Saved data entries:
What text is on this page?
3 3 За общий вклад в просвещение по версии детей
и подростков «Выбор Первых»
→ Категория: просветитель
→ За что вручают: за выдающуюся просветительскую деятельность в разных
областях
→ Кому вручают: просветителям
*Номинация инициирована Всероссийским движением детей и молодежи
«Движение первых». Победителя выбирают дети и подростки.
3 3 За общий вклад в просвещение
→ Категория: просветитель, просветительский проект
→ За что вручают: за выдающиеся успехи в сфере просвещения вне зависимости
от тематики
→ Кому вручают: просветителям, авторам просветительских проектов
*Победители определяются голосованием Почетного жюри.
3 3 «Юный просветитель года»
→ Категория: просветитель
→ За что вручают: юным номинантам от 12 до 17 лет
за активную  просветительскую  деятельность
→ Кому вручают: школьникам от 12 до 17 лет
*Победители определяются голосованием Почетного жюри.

### What you have to do
All of the data needs to be printed once more, exactly.

### Written answer
What text is on this page?
3 3 За общий вклад в просвещение по версии детей
и подростков «Выбор Первых»
→ Категория: просветитель
→ За что вручают: за выдающуюся просветительскую деятельность в разных
областях
→ Кому вручают: просветителям
*Номинация инициирована Всероссийским движением детей и молодежи
«Движение первых». Победителя выбирают дети и подростки.
3 3 За общий вклад в просвещение
→ Категория: просветитель, просветительский проект
→ За что вручают: за выдающиеся успехи в сфере просвещения вне зависимости
от тематики
→ Кому вручают: просветителям, авторам просветительских проектов
*Победители определяются голосованием Почетного жюри.
3 3 «Юный просветитель года»
→ Категория: просветитель
→ За что вручают: юным номинантам от 12 до 17 лет
за активную  просветительскую  деятельность
→ Кому вручают: школьникам от 12 до 17 лет
*Победители определяются голосованием Почетного жюри.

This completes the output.